RECORDED DATA:
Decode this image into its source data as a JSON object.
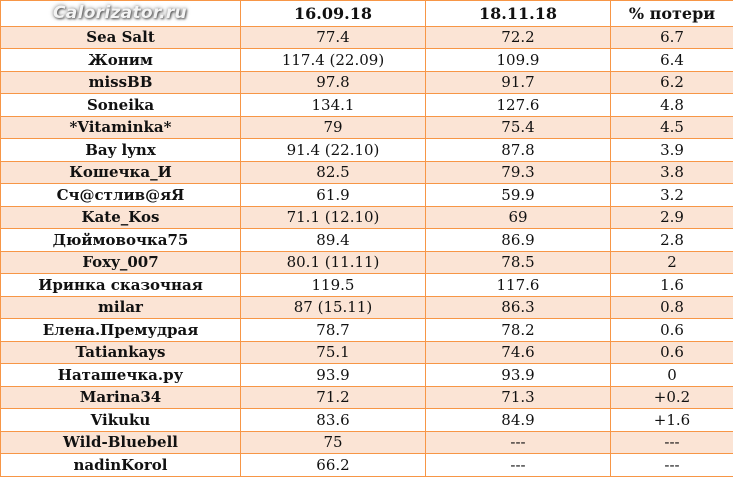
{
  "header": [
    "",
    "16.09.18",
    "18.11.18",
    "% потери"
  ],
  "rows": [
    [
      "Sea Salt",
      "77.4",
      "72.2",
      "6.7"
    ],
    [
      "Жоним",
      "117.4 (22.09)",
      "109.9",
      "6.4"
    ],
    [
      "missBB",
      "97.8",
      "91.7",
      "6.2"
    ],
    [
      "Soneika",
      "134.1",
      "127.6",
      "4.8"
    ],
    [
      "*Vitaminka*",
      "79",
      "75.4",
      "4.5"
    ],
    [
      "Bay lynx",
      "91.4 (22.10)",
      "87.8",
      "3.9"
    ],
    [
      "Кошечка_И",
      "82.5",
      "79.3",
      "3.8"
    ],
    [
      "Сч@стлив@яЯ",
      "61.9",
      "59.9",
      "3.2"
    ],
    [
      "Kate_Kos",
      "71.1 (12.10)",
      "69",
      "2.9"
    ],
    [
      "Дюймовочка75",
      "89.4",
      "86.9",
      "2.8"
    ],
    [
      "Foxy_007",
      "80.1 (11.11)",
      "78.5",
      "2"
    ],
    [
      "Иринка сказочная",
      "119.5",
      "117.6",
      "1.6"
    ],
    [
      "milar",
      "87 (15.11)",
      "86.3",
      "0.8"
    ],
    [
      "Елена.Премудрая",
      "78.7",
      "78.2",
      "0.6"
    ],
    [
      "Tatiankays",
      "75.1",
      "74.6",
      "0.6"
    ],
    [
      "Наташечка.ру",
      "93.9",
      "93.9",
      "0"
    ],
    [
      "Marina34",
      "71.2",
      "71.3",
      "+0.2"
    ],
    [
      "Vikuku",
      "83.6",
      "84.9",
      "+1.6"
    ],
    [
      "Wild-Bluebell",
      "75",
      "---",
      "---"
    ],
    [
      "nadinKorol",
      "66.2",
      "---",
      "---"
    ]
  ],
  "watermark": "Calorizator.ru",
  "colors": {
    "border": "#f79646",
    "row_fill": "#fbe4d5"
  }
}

TASK GOAL:
Every line above should be returned exactly; the pictures stay out.

REPLY TO THE TASK:
Decode this image into its source data as a JSON object.
{
  "header": [
    "",
    "16.09.18",
    "18.11.18",
    "% потери"
  ],
  "rows": [
    [
      "Sea Salt",
      "77.4",
      "72.2",
      "6.7"
    ],
    [
      "Жоним",
      "117.4 (22.09)",
      "109.9",
      "6.4"
    ],
    [
      "missBB",
      "97.8",
      "91.7",
      "6.2"
    ],
    [
      "Soneika",
      "134.1",
      "127.6",
      "4.8"
    ],
    [
      "*Vitaminka*",
      "79",
      "75.4",
      "4.5"
    ],
    [
      "Bay lynx",
      "91.4 (22.10)",
      "87.8",
      "3.9"
    ],
    [
      "Кошечка_И",
      "82.5",
      "79.3",
      "3.8"
    ],
    [
      "Сч@стлив@яЯ",
      "61.9",
      "59.9",
      "3.2"
    ],
    [
      "Kate_Kos",
      "71.1 (12.10)",
      "69",
      "2.9"
    ],
    [
      "Дюймовочка75",
      "89.4",
      "86.9",
      "2.8"
    ],
    [
      "Foxy_007",
      "80.1 (11.11)",
      "78.5",
      "2"
    ],
    [
      "Иринка сказочная",
      "119.5",
      "117.6",
      "1.6"
    ],
    [
      "milar",
      "87 (15.11)",
      "86.3",
      "0.8"
    ],
    [
      "Елена.Премудрая",
      "78.7",
      "78.2",
      "0.6"
    ],
    [
      "Tatiankays",
      "75.1",
      "74.6",
      "0.6"
    ],
    [
      "Наташечка.ру",
      "93.9",
      "93.9",
      "0"
    ],
    [
      "Marina34",
      "71.2",
      "71.3",
      "+0.2"
    ],
    [
      "Vikuku",
      "83.6",
      "84.9",
      "+1.6"
    ],
    [
      "Wild-Bluebell",
      "75",
      "---",
      "---"
    ],
    [
      "nadinKorol",
      "66.2",
      "---",
      "---"
    ]
  ],
  "watermark": "Calorizator.ru",
  "colors": {
    "border": "#f79646",
    "row_fill": "#fbe4d5"
  }
}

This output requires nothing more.